Examine the material below. Gather every line in which the string "with" appears.

(Collected data)
● ● ● ● ●

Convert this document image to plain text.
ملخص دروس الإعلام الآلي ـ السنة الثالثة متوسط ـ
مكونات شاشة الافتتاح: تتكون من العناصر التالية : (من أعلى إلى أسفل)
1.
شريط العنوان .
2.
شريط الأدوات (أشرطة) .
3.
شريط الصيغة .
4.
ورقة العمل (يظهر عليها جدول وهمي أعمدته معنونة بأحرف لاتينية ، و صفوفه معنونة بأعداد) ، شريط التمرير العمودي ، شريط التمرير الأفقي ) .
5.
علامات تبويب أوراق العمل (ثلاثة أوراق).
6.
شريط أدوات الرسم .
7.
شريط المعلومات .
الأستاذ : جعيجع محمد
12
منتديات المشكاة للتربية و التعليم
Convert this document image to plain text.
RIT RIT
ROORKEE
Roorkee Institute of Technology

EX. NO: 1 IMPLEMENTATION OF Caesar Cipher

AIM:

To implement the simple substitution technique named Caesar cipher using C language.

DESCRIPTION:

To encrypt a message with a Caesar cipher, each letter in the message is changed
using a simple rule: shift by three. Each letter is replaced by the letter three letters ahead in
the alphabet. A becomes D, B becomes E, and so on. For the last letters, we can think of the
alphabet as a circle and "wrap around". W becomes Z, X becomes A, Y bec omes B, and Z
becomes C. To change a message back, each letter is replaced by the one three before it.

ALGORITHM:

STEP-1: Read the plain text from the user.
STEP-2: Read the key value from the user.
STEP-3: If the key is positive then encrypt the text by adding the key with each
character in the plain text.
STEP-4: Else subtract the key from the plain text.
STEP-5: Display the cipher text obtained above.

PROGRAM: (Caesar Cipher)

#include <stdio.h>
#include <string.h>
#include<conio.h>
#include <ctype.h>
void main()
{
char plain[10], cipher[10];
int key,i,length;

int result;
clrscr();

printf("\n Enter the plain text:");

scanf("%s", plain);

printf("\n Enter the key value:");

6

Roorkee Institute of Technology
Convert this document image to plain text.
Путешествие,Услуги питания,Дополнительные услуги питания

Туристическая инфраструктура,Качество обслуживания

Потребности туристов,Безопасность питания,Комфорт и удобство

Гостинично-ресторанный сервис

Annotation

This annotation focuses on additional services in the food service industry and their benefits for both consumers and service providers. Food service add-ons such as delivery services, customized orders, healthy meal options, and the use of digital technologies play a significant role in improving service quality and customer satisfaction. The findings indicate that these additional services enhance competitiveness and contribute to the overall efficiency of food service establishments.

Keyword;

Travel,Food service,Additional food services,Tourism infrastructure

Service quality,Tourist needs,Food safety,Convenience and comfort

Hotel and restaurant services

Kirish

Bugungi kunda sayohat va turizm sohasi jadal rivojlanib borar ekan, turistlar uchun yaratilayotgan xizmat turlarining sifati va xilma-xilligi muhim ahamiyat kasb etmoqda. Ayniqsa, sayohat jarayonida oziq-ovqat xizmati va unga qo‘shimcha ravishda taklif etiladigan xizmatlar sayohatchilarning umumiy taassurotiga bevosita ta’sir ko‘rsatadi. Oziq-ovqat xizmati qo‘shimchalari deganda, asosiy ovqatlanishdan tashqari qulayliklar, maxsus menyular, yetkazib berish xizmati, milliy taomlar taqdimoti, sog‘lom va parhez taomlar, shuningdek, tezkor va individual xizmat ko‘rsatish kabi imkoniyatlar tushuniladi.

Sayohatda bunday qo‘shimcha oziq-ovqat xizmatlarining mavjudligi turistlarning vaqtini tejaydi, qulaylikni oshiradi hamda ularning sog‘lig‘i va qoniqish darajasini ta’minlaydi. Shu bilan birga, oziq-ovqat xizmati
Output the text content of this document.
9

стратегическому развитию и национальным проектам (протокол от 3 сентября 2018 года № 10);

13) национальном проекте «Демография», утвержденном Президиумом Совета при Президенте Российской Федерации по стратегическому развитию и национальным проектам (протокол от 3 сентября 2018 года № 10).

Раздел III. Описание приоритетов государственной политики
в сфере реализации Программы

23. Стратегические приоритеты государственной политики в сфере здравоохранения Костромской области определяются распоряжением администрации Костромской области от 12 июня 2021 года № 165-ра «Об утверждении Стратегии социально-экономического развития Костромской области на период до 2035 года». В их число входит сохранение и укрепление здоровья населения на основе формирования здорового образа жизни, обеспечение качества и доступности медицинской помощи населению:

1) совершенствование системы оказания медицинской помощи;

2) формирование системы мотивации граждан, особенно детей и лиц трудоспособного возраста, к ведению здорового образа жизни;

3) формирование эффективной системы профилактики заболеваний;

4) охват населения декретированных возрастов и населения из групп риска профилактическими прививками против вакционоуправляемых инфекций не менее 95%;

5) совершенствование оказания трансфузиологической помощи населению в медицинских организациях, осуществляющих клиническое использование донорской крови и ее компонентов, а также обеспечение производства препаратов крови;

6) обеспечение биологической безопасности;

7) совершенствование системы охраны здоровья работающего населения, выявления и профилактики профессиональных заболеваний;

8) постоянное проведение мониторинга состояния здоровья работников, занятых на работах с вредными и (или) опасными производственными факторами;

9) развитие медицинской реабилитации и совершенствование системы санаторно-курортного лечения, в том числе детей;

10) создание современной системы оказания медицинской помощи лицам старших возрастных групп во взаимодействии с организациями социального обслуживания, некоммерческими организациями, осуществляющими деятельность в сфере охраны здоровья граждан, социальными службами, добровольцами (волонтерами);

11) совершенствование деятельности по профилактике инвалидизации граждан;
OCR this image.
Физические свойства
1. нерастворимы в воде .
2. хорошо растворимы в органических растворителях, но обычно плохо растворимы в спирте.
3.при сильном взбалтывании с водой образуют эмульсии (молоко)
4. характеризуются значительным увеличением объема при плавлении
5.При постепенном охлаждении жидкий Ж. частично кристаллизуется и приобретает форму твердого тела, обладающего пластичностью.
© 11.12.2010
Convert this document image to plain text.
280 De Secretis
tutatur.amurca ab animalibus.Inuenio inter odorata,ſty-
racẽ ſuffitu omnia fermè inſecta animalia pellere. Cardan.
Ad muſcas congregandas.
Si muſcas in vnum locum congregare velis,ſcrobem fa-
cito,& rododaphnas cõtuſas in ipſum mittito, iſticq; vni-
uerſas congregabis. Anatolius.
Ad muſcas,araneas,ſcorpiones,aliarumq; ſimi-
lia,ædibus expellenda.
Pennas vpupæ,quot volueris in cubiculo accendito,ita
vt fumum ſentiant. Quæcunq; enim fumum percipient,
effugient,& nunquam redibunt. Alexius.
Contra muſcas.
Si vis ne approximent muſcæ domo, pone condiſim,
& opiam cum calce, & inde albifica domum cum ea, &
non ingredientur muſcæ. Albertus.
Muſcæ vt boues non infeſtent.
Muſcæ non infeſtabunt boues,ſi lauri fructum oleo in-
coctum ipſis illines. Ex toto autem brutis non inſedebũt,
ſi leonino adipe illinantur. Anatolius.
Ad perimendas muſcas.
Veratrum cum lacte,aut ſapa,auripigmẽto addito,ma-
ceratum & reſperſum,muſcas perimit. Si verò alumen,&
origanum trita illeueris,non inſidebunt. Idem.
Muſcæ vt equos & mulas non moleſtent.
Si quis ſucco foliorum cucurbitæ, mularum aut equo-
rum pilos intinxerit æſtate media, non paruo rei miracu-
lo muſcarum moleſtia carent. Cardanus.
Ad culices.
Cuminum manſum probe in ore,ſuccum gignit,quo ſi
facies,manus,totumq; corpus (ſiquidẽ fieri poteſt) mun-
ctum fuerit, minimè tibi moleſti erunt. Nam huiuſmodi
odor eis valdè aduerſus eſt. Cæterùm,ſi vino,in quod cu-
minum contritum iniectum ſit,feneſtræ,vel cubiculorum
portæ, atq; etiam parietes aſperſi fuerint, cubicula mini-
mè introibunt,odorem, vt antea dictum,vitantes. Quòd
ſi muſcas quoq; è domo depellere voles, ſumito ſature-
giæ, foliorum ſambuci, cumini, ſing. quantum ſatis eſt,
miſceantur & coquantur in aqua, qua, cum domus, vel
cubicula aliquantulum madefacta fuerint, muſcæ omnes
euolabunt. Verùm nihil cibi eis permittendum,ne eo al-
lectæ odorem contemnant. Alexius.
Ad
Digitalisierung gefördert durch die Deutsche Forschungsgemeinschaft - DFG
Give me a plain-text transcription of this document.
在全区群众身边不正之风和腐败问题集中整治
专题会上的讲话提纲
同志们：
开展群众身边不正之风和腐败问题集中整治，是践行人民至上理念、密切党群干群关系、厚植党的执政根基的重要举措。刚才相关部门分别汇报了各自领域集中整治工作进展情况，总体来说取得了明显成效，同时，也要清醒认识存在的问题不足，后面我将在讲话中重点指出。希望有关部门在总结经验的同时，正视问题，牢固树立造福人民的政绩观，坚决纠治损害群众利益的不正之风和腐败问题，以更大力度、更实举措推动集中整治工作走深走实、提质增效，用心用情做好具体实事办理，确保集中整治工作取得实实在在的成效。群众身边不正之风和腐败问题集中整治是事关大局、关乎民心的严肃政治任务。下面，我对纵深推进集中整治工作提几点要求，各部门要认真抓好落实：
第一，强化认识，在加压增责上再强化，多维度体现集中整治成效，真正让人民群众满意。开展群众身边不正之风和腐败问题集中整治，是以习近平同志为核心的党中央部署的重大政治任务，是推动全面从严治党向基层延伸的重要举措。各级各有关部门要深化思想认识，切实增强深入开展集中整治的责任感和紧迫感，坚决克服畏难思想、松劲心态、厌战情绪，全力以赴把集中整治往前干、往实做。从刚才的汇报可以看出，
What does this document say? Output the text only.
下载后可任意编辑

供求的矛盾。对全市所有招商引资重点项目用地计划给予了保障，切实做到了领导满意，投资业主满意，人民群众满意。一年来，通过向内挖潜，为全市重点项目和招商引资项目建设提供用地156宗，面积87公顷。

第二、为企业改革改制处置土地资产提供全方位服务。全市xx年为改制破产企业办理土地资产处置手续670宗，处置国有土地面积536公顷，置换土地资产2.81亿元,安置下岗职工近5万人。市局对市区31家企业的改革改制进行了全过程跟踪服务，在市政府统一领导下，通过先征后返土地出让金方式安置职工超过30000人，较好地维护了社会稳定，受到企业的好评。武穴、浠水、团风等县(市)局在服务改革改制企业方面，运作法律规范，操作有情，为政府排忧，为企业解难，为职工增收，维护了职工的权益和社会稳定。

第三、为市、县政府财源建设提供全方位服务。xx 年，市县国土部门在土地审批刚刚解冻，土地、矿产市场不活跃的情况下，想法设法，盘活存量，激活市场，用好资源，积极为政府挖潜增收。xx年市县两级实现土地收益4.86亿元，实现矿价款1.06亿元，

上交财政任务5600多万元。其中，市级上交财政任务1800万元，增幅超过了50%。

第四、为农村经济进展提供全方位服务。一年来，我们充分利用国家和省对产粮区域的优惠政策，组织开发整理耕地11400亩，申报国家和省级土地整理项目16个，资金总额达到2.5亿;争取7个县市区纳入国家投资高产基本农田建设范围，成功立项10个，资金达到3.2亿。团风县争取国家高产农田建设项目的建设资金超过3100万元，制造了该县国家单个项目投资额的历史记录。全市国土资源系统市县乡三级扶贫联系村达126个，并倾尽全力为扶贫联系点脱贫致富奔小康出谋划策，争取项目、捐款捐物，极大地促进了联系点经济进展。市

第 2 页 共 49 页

● ● ● ● ●

• **Response to the exercise**
To encrypt a message with a Caesar cipher, each letter in the message is changed
STEP-3: If the key is positive then encrypt the text by adding the key with each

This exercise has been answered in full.